[Data records]
------------

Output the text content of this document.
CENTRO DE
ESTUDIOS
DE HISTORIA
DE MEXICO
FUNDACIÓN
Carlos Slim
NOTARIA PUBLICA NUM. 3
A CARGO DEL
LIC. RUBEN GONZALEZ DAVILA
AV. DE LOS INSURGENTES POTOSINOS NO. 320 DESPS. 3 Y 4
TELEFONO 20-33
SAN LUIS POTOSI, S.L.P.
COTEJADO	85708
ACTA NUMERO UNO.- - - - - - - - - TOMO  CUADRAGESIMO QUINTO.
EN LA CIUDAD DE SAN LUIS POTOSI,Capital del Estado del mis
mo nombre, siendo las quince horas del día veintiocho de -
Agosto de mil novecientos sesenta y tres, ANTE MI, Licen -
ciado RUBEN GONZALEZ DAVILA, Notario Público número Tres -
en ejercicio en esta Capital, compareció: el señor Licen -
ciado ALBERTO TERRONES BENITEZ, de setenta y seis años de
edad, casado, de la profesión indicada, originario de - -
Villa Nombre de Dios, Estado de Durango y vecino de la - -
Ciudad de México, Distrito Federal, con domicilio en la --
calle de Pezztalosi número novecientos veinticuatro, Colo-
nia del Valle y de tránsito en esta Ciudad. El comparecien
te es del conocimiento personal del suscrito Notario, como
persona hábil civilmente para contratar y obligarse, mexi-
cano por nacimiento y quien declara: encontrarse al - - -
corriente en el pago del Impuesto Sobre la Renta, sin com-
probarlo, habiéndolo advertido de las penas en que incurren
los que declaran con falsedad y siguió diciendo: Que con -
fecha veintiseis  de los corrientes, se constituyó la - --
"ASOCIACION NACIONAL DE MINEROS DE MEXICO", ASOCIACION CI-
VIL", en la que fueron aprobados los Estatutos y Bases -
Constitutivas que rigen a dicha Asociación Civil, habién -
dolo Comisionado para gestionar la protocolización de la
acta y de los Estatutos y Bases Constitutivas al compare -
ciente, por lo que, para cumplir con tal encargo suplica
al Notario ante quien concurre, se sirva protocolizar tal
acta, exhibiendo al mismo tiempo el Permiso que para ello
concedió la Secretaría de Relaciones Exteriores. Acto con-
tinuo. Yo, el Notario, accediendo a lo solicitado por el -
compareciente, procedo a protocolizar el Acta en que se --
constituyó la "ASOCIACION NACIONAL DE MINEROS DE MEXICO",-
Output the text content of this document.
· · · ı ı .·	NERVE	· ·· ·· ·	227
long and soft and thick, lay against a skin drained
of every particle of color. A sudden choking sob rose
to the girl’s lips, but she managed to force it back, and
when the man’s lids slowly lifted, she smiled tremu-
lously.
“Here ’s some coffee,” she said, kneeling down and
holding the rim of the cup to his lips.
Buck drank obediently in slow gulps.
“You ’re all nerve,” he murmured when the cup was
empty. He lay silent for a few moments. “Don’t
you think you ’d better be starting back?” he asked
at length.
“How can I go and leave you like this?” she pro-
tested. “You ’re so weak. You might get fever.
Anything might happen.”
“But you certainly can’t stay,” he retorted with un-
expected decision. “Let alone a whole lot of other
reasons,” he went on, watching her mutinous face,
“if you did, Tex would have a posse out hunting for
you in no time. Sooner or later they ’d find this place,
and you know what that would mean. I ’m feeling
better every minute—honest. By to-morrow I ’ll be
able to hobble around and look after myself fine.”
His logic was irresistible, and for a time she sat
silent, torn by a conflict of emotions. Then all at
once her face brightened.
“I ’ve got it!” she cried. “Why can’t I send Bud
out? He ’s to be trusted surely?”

------------

[The exercise]
In the listing above, how many lines include the word "silent"? Answer with the number and nothing more.

[Reply]
2